[EXERCISE OBJECTIVE]
Give only the number of lines in the records that include the string "ListViewItem".

[INFORMATION SUPPLIED]

* * *

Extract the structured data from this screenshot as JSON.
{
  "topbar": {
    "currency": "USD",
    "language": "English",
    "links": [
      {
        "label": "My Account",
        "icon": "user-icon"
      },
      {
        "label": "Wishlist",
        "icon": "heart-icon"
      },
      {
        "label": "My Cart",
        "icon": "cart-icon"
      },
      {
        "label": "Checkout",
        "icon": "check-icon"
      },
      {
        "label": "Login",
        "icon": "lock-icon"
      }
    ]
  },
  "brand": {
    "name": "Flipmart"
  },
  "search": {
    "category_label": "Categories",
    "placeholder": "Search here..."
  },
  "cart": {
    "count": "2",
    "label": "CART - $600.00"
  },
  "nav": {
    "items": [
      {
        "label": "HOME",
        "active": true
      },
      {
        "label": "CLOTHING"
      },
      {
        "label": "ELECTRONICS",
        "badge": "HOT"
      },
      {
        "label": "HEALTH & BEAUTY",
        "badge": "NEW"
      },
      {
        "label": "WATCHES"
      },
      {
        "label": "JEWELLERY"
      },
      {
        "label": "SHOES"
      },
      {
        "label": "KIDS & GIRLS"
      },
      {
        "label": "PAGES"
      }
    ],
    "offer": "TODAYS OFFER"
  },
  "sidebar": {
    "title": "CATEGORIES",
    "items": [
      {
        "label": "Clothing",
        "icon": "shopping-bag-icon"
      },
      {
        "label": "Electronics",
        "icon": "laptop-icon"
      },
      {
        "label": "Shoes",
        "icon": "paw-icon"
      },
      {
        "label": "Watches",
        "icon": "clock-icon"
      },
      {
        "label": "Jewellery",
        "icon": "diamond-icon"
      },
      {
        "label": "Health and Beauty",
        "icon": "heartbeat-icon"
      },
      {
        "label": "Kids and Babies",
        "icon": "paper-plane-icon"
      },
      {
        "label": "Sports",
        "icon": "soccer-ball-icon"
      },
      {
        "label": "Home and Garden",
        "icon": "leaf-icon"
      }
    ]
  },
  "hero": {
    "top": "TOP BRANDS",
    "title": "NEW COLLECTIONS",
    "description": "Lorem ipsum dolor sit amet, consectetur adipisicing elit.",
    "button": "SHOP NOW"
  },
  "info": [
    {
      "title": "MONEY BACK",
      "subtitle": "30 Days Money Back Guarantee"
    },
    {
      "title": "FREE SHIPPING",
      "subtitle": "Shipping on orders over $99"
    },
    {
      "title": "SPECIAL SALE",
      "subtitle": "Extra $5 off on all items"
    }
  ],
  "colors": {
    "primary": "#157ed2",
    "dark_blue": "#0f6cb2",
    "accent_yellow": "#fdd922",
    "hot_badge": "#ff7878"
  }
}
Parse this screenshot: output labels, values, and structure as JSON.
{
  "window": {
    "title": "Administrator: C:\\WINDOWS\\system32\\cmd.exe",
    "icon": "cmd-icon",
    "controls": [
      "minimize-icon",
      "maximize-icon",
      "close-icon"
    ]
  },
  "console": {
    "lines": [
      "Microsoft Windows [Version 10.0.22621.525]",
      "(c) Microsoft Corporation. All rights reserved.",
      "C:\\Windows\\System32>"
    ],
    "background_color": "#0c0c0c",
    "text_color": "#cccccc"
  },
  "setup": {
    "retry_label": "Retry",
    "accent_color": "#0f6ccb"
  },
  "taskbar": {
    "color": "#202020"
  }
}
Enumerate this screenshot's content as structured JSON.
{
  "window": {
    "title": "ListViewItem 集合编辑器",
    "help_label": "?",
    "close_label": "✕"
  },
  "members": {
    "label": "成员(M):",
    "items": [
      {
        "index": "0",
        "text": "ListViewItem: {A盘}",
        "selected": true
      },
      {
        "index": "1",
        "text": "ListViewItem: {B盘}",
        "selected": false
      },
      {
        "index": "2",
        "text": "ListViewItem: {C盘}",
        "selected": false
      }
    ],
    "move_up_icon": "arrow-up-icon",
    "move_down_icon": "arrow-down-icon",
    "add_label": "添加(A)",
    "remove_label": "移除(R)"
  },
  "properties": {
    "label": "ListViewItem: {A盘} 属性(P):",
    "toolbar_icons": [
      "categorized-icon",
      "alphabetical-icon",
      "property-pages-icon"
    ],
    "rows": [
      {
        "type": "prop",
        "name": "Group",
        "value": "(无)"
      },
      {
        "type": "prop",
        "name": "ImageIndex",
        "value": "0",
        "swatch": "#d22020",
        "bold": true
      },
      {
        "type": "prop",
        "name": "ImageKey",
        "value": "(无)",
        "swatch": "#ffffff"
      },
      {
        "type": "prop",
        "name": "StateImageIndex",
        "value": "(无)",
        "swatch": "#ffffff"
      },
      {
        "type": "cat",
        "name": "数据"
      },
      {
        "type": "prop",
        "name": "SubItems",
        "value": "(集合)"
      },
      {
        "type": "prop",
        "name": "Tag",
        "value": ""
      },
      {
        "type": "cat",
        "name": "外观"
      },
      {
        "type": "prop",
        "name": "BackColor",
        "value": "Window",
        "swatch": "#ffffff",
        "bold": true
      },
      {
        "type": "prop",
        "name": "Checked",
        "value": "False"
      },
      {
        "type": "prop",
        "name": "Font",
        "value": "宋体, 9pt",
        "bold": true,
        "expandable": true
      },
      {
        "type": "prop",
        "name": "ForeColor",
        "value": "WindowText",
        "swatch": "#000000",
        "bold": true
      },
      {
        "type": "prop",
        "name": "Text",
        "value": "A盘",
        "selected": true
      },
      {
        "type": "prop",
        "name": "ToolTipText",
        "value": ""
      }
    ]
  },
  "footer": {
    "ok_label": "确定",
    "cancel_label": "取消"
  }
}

* * *

[EXERCISE RESULT]
5